» Goal: Transcribe all the entries word for word, omitting any pictures they contain.

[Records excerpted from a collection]
"""

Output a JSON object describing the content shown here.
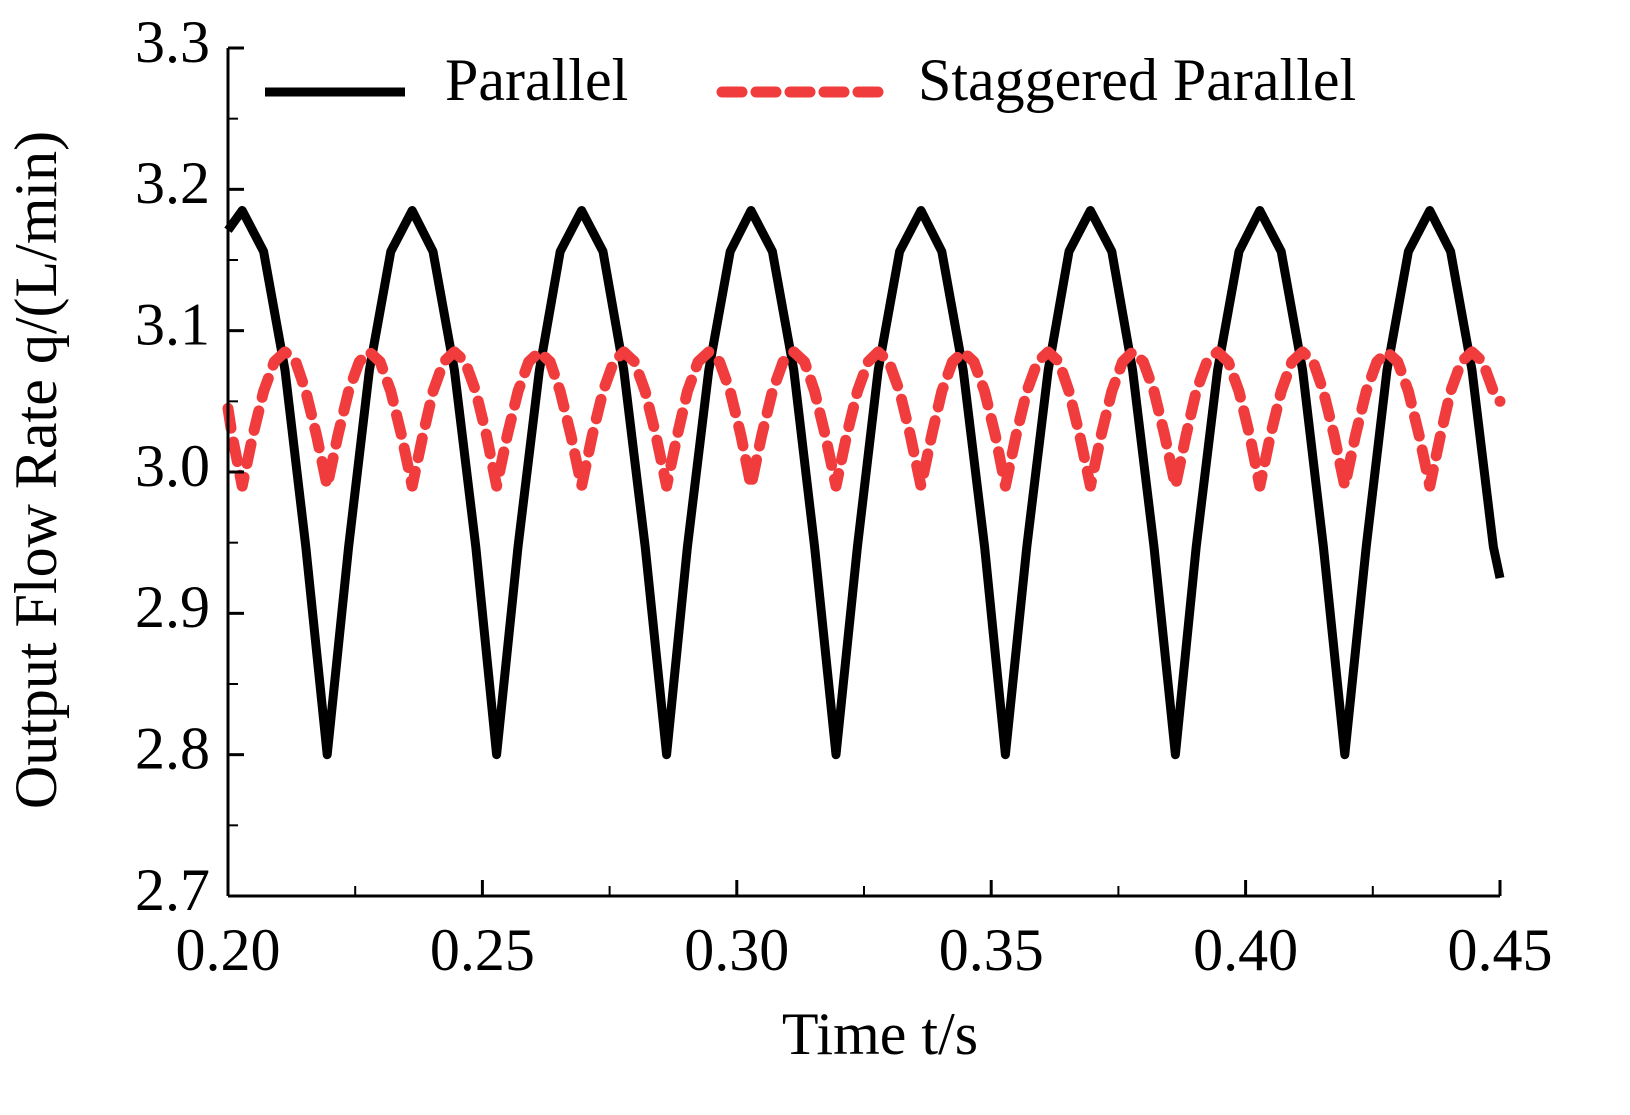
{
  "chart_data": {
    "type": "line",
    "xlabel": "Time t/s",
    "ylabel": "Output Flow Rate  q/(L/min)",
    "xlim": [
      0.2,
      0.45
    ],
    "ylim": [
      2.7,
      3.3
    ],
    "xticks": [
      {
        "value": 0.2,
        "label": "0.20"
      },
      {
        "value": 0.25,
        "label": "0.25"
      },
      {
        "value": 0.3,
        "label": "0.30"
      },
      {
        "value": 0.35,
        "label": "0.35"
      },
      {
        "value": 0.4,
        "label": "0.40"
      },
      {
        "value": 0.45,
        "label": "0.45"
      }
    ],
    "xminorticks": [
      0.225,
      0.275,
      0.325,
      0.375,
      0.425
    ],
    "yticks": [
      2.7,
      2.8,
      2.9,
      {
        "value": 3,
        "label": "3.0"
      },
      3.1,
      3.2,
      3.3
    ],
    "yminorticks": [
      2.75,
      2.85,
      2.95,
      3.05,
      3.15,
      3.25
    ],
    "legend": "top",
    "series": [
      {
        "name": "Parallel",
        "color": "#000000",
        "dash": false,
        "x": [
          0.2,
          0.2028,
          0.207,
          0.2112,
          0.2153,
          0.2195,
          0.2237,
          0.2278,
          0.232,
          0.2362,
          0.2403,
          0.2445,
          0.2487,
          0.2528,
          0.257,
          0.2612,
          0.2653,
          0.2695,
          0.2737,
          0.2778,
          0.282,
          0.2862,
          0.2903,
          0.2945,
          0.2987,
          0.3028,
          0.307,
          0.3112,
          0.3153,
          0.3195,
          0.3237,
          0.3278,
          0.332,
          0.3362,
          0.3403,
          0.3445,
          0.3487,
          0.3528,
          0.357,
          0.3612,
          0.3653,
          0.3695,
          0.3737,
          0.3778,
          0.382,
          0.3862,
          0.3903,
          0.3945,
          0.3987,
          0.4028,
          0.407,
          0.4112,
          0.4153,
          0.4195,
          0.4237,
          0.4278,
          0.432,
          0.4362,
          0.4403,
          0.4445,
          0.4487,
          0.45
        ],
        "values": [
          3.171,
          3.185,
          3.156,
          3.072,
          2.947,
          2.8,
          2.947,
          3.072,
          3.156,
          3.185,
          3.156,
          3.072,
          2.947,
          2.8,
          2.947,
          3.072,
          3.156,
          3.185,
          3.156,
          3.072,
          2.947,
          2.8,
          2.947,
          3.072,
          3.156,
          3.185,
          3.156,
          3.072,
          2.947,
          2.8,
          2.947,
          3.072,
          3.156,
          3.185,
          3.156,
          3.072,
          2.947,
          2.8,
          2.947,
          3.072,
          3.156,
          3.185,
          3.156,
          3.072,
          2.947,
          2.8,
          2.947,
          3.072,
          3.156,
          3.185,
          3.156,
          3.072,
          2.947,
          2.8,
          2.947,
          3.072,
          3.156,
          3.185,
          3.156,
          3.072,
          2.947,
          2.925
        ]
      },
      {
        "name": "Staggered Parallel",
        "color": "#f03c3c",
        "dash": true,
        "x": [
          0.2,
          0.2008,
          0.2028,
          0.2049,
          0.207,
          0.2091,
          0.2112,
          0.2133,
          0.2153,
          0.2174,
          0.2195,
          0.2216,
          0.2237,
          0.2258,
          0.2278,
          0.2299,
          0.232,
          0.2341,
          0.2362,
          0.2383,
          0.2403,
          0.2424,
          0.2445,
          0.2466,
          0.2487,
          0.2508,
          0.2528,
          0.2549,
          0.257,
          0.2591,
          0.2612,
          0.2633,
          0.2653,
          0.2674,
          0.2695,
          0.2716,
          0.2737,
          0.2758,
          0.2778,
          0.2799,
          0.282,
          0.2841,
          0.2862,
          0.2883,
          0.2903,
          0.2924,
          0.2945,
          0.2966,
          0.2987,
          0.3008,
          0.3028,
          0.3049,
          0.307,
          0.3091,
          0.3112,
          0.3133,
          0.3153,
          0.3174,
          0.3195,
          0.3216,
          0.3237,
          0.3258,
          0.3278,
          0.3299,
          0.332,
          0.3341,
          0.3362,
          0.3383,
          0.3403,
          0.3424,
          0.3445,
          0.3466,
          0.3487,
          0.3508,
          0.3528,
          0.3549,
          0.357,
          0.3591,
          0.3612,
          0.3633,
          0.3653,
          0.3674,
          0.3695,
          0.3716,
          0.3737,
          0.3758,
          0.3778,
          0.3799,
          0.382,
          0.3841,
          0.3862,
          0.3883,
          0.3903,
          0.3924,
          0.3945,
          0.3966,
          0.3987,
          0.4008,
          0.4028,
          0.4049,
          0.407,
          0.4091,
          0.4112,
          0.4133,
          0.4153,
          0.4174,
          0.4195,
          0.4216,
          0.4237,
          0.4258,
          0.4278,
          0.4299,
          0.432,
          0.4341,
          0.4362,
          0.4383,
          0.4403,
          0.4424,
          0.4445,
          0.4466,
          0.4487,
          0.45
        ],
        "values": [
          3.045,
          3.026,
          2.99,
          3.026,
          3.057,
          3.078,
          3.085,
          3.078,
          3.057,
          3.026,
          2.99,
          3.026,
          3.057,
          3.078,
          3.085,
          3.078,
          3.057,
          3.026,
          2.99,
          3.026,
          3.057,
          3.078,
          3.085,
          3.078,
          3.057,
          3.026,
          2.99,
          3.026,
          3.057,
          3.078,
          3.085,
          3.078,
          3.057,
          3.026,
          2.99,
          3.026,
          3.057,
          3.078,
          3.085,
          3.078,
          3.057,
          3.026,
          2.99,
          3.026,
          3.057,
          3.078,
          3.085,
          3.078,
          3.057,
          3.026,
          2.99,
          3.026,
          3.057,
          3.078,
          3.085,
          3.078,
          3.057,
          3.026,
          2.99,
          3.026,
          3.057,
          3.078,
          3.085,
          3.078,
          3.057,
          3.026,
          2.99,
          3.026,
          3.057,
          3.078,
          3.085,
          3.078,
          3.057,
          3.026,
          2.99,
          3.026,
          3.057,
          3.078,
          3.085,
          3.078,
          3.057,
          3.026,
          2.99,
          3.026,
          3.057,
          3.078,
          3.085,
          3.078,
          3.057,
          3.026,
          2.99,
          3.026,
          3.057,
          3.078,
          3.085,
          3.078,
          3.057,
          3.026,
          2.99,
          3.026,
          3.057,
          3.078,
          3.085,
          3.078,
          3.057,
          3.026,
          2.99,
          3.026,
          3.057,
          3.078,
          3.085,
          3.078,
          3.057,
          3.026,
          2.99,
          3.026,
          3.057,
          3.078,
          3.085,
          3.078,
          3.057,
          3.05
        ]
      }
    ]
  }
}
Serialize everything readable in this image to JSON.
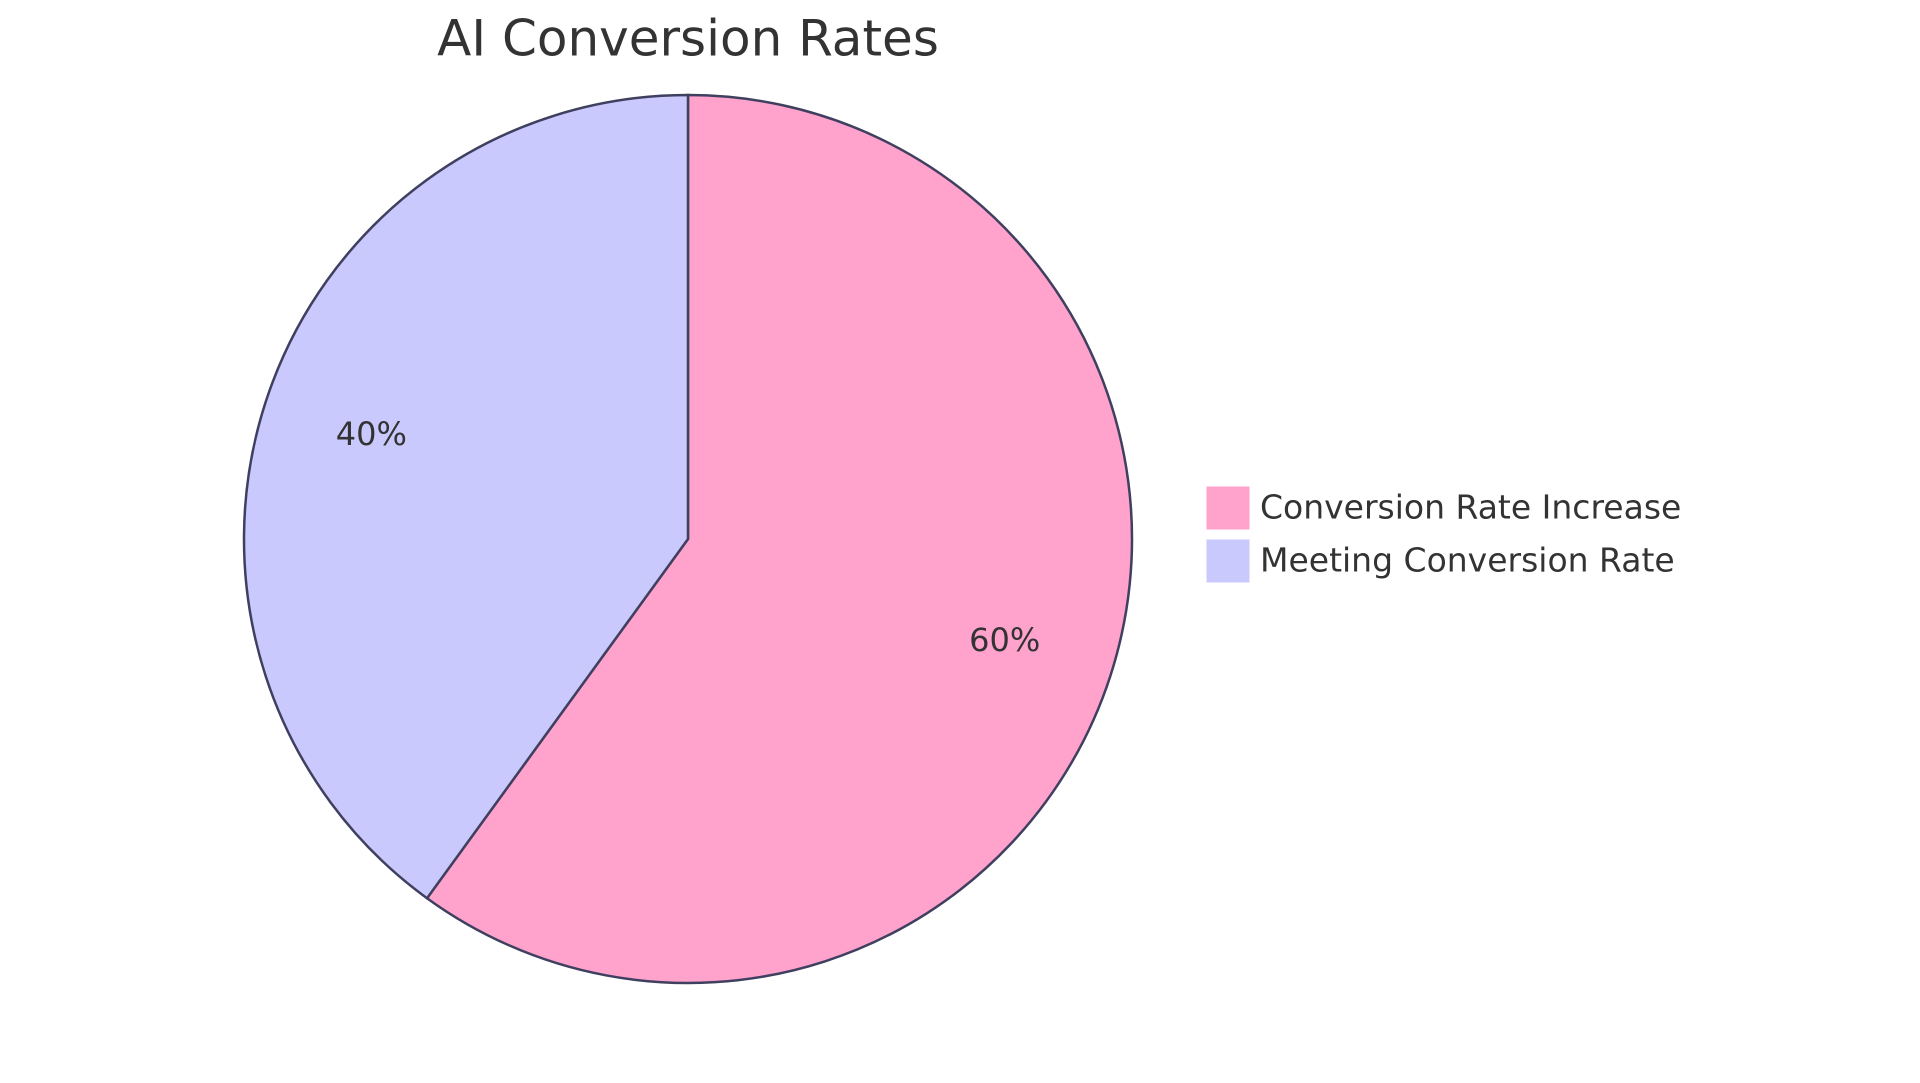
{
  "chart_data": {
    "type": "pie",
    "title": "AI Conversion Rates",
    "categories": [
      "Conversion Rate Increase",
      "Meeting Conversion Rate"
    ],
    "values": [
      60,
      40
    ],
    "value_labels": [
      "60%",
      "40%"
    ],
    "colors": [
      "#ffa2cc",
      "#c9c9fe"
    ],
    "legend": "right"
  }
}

"""

» Worked answer:
Output a JSON object describing the content shown here.
{
  "chart_data": {
    "type": "line",
    "xlabel": "Time t/s",
    "ylabel": "Output Flow Rate  q/(L/min)",
    "xlim": [
      0.2,
      0.45
    ],
    "ylim": [
      2.7,
      3.3
    ],
    "xticks": [
      {
        "value": 0.2,
        "label": "0.20"
      },
      {
        "value": 0.25,
        "label": "0.25"
      },
      {
        "value": 0.3,
        "label": "0.30"
      },
      {
        "value": 0.35,
        "label": "0.35"
      },
      {
        "value": 0.4,
        "label": "0.40"
      },
      {
        "value": 0.45,
        "label": "0.45"
      }
    ],
    "xminorticks": [
      0.225,
      0.275,
      0.325,
      0.375,
      0.425
    ],
    "yticks": [
      2.7,
      2.8,
      2.9,
      {
        "value": 3,
        "label": "3.0"
      },
      3.1,
      3.2,
      3.3
    ],
    "yminorticks": [
      2.75,
      2.85,
      2.95,
      3.05,
      3.15,
      3.25
    ],
    "legend": "top",
    "series": [
      {
        "name": "Parallel",
        "color": "#000000",
        "dash": false,
        "x": [
          0.2,
          0.2028,
          0.207,
          0.2112,
          0.2153,
          0.2195,
          0.2237,
          0.2278,
          0.232,
          0.2362,
          0.2403,
          0.2445,
          0.2487,
          0.2528,
          0.257,
          0.2612,
          0.2653,
          0.2695,
          0.2737,
          0.2778,
          0.282,
          0.2862,
          0.2903,
          0.2945,
          0.2987,
          0.3028,
          0.307,
          0.3112,
          0.3153,
          0.3195,
          0.3237,
          0.3278,
          0.332,
          0.3362,
          0.3403,
          0.3445,
          0.3487,
          0.3528,
          0.357,
          0.3612,
          0.3653,
          0.3695,
          0.3737,
          0.3778,
          0.382,
          0.3862,
          0.3903,
          0.3945,
          0.3987,
          0.4028,
          0.407,
          0.4112,
          0.4153,
          0.4195,
          0.4237,
          0.4278,
          0.432,
          0.4362,
          0.4403,
          0.4445,
          0.4487,
          0.45
        ],
        "values": [
          3.171,
          3.185,
          3.156,
          3.072,
          2.947,
          2.8,
          2.947,
          3.072,
          3.156,
          3.185,
          3.156,
          3.072,
          2.947,
          2.8,
          2.947,
          3.072,
          3.156,
          3.185,
          3.156,
          3.072,
          2.947,
          2.8,
          2.947,
          3.072,
          3.156,
          3.185,
          3.156,
          3.072,
          2.947,
          2.8,
          2.947,
          3.072,
          3.156,
          3.185,
          3.156,
          3.072,
          2.947,
          2.8,
          2.947,
          3.072,
          3.156,
          3.185,
          3.156,
          3.072,
          2.947,
          2.8,
          2.947,
          3.072,
          3.156,
          3.185,
          3.156,
          3.072,
          2.947,
          2.8,
          2.947,
          3.072,
          3.156,
          3.185,
          3.156,
          3.072,
          2.947,
          2.925
        ]
      },
      {
        "name": "Staggered Parallel",
        "color": "#f03c3c",
        "dash": true,
        "x": [
          0.2,
          0.2008,
          0.2028,
          0.2049,
          0.207,
          0.2091,
          0.2112,
          0.2133,
          0.2153,
          0.2174,
          0.2195,
          0.2216,
          0.2237,
          0.2258,
          0.2278,
          0.2299,
          0.232,
          0.2341,
          0.2362,
          0.2383,
          0.2403,
          0.2424,
          0.2445,
          0.2466,
          0.2487,
          0.2508,
          0.2528,
          0.2549,
          0.257,
          0.2591,
          0.2612,
          0.2633,
          0.2653,
          0.2674,
          0.2695,
          0.2716,
          0.2737,
          0.2758,
          0.2778,
          0.2799,
          0.282,
          0.2841,
          0.2862,
          0.2883,
          0.2903,
          0.2924,
          0.2945,
          0.2966,
          0.2987,
          0.3008,
          0.3028,
          0.3049,
          0.307,
          0.3091,
          0.3112,
          0.3133,
          0.3153,
          0.3174,
          0.3195,
          0.3216,
          0.3237,
          0.3258,
          0.3278,
          0.3299,
          0.332,
          0.3341,
          0.3362,
          0.3383,
          0.3403,
          0.3424,
          0.3445,
          0.3466,
          0.3487,
          0.3508,
          0.3528,
          0.3549,
          0.357,
          0.3591,
          0.3612,
          0.3633,
          0.3653,
          0.3674,
          0.3695,
          0.3716,
          0.3737,
          0.3758,
          0.3778,
          0.3799,
          0.382,
          0.3841,
          0.3862,
          0.3883,
          0.3903,
          0.3924,
          0.3945,
          0.3966,
          0.3987,
          0.4008,
          0.4028,
          0.4049,
          0.407,
          0.4091,
          0.4112,
          0.4133,
          0.4153,
          0.4174,
          0.4195,
          0.4216,
          0.4237,
          0.4258,
          0.4278,
          0.4299,
          0.432,
          0.4341,
          0.4362,
          0.4383,
          0.4403,
          0.4424,
          0.4445,
          0.4466,
          0.4487,
          0.45
        ],
        "values": [
          3.045,
          3.026,
          2.99,
          3.026,
          3.057,
          3.078,
          3.085,
          3.078,
          3.057,
          3.026,
          2.99,
          3.026,
          3.057,
          3.078,
          3.085,
          3.078,
          3.057,
          3.026,
          2.99,
          3.026,
          3.057,
          3.078,
          3.085,
          3.078,
          3.057,
          3.026,
          2.99,
          3.026,
          3.057,
          3.078,
          3.085,
          3.078,
          3.057,
          3.026,
          2.99,
          3.026,
          3.057,
          3.078,
          3.085,
          3.078,
          3.057,
          3.026,
          2.99,
          3.026,
          3.057,
          3.078,
          3.085,
          3.078,
          3.057,
          3.026,
          2.99,
          3.026,
          3.057,
          3.078,
          3.085,
          3.078,
          3.057,
          3.026,
          2.99,
          3.026,
          3.057,
          3.078,
          3.085,
          3.078,
          3.057,
          3.026,
          2.99,
          3.026,
          3.057,
          3.078,
          3.085,
          3.078,
          3.057,
          3.026,
          2.99,
          3.026,
          3.057,
          3.078,
          3.085,
          3.078,
          3.057,
          3.026,
          2.99,
          3.026,
          3.057,
          3.078,
          3.085,
          3.078,
          3.057,
          3.026,
          2.99,
          3.026,
          3.057,
          3.078,
          3.085,
          3.078,
          3.057,
          3.026,
          2.99,
          3.026,
          3.057,
          3.078,
          3.085,
          3.078,
          3.057,
          3.026,
          2.99,
          3.026,
          3.057,
          3.078,
          3.085,
          3.078,
          3.057,
          3.026,
          2.99,
          3.026,
          3.057,
          3.078,
          3.085,
          3.078,
          3.057,
          3.05
        ]
      }
    ]
  }
}
Serialize everything readable in this image to JSON.
{
  "chart_data": {
    "type": "pie",
    "title": "AI Conversion Rates",
    "categories": [
      "Conversion Rate Increase",
      "Meeting Conversion Rate"
    ],
    "values": [
      60,
      40
    ],
    "value_labels": [
      "60%",
      "40%"
    ],
    "colors": [
      "#ffa2cc",
      "#c9c9fe"
    ],
    "legend": "right"
  }
}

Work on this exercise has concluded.